Task description: Lines containing the word "Combine" are to be located and copied.

Extracted records:

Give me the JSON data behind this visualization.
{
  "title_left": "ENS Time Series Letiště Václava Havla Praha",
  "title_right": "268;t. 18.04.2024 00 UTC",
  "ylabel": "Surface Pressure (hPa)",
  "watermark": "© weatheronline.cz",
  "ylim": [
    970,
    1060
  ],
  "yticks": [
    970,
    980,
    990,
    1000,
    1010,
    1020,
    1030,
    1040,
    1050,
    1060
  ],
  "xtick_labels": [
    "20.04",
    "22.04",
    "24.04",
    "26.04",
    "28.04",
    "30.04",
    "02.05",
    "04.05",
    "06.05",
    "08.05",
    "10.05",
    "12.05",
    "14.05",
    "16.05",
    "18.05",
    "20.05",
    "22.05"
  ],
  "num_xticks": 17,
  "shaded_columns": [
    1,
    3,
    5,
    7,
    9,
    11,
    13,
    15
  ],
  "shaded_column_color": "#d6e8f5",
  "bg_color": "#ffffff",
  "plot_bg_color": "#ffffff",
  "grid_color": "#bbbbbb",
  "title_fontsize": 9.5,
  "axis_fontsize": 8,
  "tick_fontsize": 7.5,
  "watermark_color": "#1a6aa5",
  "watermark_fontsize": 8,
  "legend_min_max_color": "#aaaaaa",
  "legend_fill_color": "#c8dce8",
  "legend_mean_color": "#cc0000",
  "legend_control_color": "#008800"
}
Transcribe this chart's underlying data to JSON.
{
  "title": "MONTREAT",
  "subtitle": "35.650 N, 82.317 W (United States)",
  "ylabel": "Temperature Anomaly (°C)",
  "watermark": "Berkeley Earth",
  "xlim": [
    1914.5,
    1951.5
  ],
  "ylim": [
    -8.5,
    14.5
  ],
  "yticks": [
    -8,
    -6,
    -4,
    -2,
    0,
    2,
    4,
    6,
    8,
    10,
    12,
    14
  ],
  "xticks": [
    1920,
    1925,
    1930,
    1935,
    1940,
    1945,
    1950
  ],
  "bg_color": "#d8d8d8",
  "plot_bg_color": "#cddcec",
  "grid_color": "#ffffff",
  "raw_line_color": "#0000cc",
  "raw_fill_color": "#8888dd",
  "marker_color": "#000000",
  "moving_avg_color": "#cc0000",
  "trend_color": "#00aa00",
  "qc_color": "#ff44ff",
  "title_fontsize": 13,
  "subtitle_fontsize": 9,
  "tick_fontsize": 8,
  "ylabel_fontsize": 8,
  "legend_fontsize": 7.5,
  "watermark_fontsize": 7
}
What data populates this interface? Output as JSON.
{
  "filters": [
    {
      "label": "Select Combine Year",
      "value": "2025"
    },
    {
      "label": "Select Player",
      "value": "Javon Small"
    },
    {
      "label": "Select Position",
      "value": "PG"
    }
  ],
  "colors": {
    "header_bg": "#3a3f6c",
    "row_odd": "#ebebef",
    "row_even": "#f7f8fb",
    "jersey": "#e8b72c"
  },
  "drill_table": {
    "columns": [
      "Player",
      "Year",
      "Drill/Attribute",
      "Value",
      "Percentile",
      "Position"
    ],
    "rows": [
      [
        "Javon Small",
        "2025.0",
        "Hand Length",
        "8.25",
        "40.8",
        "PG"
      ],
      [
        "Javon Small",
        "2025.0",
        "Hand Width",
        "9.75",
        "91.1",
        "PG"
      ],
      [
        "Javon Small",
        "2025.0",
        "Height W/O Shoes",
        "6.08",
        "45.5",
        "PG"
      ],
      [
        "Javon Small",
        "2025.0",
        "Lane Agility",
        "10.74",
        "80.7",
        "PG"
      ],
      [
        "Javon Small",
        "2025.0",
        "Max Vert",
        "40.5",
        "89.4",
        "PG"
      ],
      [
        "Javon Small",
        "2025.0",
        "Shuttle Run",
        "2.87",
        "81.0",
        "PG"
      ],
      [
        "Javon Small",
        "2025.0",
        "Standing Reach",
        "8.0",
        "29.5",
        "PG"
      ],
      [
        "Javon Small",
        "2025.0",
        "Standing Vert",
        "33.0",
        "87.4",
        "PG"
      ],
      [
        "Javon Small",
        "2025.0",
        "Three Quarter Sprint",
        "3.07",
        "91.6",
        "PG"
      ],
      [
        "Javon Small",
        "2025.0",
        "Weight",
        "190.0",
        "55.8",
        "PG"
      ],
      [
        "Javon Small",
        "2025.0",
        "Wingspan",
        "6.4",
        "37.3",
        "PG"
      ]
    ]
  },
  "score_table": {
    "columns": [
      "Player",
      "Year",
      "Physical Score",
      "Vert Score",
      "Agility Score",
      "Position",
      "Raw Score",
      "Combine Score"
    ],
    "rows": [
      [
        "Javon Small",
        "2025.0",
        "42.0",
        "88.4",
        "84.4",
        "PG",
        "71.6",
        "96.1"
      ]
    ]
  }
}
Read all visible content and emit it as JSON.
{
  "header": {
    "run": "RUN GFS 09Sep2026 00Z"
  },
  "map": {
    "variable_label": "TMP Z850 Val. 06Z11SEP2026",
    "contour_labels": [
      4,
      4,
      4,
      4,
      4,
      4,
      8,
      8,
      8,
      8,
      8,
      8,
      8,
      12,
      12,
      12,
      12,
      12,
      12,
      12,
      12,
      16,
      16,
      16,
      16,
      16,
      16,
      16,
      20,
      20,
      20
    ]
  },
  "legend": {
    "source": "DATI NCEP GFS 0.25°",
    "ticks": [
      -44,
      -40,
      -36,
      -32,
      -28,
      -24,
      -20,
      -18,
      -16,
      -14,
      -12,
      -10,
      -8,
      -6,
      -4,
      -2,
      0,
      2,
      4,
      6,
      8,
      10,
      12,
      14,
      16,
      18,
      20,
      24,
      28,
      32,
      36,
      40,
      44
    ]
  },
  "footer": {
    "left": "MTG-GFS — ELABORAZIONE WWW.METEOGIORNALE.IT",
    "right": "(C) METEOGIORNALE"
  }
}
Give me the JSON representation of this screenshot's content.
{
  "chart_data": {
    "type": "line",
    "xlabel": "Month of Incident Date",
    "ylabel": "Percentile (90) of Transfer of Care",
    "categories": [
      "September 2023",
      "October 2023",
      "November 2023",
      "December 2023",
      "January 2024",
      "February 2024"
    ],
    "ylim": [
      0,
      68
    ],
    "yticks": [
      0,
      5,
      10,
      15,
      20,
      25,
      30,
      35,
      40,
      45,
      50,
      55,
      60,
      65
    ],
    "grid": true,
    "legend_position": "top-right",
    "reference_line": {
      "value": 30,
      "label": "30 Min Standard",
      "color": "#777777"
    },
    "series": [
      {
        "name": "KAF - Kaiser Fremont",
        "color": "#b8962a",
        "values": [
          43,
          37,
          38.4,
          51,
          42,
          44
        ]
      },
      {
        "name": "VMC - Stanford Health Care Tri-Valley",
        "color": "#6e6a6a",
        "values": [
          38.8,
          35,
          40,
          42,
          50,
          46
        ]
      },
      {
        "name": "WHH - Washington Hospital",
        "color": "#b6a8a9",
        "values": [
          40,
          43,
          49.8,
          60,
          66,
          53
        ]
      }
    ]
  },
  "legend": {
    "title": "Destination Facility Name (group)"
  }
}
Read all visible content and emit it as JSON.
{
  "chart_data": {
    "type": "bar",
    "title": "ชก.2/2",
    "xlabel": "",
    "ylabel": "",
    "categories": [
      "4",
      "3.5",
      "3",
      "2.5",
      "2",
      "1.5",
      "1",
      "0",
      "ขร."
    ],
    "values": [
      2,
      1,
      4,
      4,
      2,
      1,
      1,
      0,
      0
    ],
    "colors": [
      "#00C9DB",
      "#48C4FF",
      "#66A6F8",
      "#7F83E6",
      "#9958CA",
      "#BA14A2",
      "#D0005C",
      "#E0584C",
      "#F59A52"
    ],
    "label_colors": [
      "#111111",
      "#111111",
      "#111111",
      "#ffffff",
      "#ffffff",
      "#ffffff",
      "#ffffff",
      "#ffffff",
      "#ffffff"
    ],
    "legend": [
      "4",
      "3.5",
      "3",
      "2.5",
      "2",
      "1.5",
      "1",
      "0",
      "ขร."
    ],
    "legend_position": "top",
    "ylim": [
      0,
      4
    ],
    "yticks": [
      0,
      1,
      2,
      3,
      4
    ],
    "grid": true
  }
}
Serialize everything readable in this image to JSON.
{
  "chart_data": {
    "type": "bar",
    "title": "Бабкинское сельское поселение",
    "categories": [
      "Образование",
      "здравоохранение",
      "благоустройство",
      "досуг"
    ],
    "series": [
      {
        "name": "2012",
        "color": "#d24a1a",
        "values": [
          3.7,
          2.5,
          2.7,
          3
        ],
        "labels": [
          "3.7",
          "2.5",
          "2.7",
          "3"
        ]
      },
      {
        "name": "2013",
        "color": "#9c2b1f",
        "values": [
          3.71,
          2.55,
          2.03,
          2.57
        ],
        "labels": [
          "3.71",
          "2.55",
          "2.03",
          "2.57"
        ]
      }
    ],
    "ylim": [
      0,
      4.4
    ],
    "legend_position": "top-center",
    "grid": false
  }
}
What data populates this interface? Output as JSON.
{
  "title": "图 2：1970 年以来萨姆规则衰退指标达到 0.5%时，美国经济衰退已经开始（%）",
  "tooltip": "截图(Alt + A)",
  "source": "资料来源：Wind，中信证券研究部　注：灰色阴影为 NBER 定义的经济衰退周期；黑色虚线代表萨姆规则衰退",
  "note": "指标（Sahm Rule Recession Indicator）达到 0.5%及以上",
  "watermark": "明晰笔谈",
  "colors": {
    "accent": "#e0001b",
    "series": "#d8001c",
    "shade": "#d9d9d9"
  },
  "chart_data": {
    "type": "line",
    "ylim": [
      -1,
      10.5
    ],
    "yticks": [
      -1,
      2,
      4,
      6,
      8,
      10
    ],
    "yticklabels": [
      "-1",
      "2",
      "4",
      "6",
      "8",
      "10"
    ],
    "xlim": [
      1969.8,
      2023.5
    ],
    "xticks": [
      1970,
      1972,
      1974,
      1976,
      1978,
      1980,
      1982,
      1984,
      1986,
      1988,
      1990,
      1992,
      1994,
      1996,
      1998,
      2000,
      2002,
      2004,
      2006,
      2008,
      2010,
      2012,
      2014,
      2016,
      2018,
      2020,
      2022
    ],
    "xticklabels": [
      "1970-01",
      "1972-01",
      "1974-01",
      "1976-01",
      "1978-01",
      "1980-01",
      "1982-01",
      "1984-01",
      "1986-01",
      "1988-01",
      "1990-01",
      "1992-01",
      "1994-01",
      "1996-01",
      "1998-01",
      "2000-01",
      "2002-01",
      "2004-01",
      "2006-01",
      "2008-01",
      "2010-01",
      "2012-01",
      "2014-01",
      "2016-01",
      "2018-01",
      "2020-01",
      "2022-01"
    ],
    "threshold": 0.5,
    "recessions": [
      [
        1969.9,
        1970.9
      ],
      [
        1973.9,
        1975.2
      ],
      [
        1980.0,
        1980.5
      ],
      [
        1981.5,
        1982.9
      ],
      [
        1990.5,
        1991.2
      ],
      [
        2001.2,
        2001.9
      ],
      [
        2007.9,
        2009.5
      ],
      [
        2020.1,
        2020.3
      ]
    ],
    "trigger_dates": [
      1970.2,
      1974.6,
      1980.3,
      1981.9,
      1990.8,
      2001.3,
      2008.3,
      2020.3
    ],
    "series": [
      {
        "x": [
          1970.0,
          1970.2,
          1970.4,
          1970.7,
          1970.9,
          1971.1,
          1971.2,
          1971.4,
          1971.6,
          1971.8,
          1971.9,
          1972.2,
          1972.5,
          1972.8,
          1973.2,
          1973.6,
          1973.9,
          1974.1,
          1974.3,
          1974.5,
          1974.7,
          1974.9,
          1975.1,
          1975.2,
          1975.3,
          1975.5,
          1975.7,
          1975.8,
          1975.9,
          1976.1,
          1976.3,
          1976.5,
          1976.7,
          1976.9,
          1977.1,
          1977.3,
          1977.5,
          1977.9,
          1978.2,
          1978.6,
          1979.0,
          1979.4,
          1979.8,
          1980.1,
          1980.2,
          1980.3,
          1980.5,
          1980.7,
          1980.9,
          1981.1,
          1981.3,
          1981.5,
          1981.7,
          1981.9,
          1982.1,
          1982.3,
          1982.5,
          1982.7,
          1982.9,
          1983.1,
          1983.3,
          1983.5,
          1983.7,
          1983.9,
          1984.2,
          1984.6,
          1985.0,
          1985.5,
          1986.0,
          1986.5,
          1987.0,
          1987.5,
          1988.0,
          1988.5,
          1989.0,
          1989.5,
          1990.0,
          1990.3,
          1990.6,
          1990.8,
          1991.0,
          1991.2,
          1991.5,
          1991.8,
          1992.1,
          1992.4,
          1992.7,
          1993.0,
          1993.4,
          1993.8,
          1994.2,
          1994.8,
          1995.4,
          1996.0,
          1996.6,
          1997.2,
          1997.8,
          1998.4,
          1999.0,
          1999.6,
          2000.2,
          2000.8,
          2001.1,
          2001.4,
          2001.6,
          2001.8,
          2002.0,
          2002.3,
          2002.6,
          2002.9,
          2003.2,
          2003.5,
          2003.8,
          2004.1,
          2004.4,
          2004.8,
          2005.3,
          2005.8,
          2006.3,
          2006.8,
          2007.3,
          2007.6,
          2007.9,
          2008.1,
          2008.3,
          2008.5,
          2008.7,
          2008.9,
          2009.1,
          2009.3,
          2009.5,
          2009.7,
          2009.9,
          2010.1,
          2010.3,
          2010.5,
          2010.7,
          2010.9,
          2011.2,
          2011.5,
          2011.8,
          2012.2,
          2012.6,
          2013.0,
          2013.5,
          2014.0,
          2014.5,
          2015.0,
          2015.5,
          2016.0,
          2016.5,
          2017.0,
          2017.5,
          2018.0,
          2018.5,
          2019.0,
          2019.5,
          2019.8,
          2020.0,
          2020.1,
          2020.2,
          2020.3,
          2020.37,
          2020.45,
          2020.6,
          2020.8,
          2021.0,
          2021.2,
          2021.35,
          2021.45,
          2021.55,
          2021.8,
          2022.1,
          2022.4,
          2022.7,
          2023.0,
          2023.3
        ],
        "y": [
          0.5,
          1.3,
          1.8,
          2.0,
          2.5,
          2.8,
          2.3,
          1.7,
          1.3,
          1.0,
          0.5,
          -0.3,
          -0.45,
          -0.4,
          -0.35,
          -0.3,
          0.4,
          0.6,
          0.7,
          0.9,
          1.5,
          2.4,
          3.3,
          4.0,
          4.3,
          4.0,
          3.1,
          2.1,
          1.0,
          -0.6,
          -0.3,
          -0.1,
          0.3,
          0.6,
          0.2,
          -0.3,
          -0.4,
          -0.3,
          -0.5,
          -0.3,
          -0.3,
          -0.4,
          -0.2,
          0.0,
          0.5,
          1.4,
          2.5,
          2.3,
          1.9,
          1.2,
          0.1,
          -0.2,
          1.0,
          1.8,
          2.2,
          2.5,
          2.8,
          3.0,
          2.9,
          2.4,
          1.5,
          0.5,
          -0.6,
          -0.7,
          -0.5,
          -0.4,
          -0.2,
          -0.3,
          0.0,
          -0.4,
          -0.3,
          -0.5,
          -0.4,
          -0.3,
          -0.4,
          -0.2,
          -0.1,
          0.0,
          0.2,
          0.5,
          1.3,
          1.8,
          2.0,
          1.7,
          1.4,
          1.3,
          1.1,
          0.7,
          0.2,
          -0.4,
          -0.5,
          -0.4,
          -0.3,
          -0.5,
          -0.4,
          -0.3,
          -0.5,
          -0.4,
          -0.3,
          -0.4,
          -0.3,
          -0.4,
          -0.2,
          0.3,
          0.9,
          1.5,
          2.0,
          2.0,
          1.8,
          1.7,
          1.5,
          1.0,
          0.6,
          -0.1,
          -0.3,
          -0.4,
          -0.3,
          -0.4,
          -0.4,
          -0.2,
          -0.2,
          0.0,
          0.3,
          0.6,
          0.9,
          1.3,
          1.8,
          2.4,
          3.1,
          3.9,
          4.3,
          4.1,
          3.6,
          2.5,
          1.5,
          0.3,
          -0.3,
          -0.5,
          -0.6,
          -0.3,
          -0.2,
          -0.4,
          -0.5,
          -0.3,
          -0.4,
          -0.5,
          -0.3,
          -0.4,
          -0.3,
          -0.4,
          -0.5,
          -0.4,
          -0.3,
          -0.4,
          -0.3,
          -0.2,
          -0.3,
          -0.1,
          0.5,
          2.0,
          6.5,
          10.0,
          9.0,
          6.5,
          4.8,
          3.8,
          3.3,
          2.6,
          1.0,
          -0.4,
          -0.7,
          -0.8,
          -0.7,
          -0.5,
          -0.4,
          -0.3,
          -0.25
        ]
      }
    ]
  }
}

The output:
      "label": "Select Combine Year",
      "Combine Score"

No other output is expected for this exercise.